> [TASK REQUIREMENTS]: Take every line in the entries that includes the word "endocervix" and copy it.
____
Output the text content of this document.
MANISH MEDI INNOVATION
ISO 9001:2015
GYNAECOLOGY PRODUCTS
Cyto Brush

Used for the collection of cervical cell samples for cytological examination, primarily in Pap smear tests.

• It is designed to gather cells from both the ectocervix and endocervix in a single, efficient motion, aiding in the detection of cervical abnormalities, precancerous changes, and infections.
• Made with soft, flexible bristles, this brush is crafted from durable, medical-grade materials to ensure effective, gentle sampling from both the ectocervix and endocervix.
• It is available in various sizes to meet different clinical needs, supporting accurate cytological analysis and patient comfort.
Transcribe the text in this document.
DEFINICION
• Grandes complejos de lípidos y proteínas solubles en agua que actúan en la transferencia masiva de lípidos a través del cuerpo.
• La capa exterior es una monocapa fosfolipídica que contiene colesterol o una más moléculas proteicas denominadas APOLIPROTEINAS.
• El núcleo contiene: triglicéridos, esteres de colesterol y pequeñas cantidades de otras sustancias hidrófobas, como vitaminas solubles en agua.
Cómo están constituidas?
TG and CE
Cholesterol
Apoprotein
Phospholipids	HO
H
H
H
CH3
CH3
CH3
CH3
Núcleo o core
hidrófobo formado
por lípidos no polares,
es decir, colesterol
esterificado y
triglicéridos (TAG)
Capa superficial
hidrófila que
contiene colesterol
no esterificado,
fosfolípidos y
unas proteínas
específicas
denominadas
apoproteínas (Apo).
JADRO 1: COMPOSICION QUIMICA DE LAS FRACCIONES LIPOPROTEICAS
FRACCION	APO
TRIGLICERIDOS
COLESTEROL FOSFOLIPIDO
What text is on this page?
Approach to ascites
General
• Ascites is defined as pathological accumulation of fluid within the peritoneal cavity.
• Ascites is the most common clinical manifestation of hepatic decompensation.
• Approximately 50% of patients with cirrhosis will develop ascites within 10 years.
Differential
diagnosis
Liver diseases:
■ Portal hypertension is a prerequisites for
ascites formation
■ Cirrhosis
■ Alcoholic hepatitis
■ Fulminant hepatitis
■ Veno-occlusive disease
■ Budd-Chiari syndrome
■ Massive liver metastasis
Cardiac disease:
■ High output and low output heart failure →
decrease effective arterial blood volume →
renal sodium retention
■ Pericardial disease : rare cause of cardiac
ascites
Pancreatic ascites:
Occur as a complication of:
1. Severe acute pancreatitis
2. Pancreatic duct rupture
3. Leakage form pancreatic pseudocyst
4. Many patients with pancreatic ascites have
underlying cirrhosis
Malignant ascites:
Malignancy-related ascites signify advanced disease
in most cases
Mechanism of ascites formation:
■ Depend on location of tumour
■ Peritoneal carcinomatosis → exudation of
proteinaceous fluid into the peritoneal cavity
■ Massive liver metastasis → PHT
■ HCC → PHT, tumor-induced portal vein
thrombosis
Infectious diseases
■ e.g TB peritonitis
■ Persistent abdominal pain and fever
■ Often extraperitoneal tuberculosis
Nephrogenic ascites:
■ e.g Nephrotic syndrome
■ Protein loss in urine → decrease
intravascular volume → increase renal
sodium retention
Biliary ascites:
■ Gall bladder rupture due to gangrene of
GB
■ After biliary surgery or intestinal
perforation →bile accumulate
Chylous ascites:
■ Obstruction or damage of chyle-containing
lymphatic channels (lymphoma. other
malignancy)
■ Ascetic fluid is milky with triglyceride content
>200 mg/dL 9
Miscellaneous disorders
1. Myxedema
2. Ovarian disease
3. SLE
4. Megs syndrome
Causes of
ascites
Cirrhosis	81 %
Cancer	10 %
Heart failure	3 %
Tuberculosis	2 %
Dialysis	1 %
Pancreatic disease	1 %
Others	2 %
____
> [YOUR SOLUTION]:
• It is designed to gather cells from both the ectocervix and endocervix in a single, efficient motion, aiding in the detection of cervical abnormalities, precancerous changes, and infections.
• Made with soft, flexible bristles, this brush is crafted from durable, medical-grade materials to ensure effective, gentle sampling from both the ectocervix and endocervix.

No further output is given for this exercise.